◆ **INSTRUCTION**:
Without changing a character, return the entries, but not the images they hold.

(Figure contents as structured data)

◇ ◇ ◇ ◇ ◇

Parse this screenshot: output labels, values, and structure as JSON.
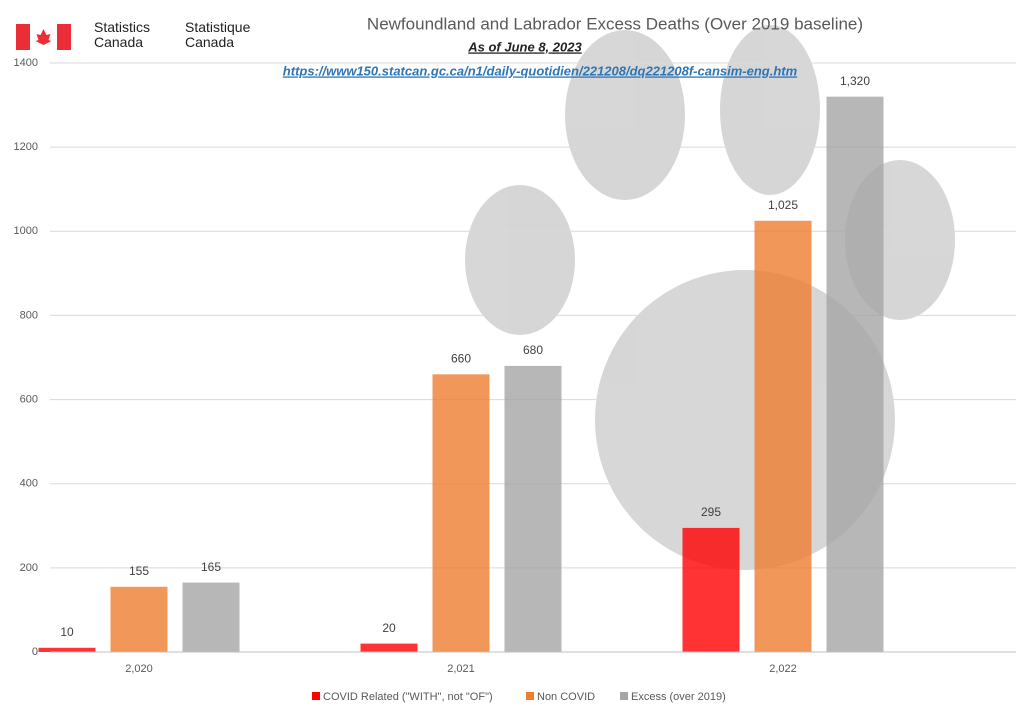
{
  "brand": {
    "en": "Statistics Canada",
    "fr": "Statistique Canada"
  },
  "chart_data": {
    "type": "bar",
    "title": "Newfoundland and Labrador Excess Deaths (Over 2019 baseline)",
    "subtitle": "As of June 8, 2023",
    "source_url": "https://www150.statcan.gc.ca/n1/daily-quotidien/221208/dq221208f-cansim-eng.htm",
    "categories": [
      "2,020",
      "2,021",
      "2,022"
    ],
    "series": [
      {
        "name": "COVID Related (\"WITH\", not \"OF\")",
        "color": "#ff0000",
        "values": [
          10,
          20,
          295
        ],
        "value_labels": [
          "10",
          "20",
          "295"
        ]
      },
      {
        "name": "Non COVID",
        "color": "#ed7d31",
        "values": [
          155,
          660,
          1025
        ],
        "value_labels": [
          "155",
          "660",
          "1,025"
        ]
      },
      {
        "name": "Excess (over 2019)",
        "color": "#a5a5a5",
        "values": [
          165,
          680,
          1320
        ],
        "value_labels": [
          "165",
          "680",
          "1,320"
        ]
      }
    ],
    "ylim": [
      0,
      1400
    ],
    "yticks": [
      0,
      200,
      400,
      600,
      800,
      1000,
      1200,
      1400
    ],
    "grid": true,
    "legend": "bottom"
  }
}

◇ ◇ ◇ ◇ ◇

◆ **EXPECTED ANSWER**:
Parse this screenshot: output labels, values, and structure as JSON.
{
  "brand": {
    "en": "Statistics Canada",
    "fr": "Statistique Canada"
  },
  "chart_data": {
    "type": "bar",
    "title": "Newfoundland and Labrador Excess Deaths (Over 2019 baseline)",
    "subtitle": "As of June 8, 2023",
    "source_url": "https://www150.statcan.gc.ca/n1/daily-quotidien/221208/dq221208f-cansim-eng.htm",
    "categories": [
      "2,020",
      "2,021",
      "2,022"
    ],
    "series": [
      {
        "name": "COVID Related (\"WITH\", not \"OF\")",
        "color": "#ff0000",
        "values": [
          10,
          20,
          295
        ],
        "value_labels": [
          "10",
          "20",
          "295"
        ]
      },
      {
        "name": "Non COVID",
        "color": "#ed7d31",
        "values": [
          155,
          660,
          1025
        ],
        "value_labels": [
          "155",
          "660",
          "1,025"
        ]
      },
      {
        "name": "Excess (over 2019)",
        "color": "#a5a5a5",
        "values": [
          165,
          680,
          1320
        ],
        "value_labels": [
          "165",
          "680",
          "1,320"
        ]
      }
    ],
    "ylim": [
      0,
      1400
    ],
    "yticks": [
      0,
      200,
      400,
      600,
      800,
      1000,
      1200,
      1400
    ],
    "grid": true,
    "legend": "bottom"
  }
}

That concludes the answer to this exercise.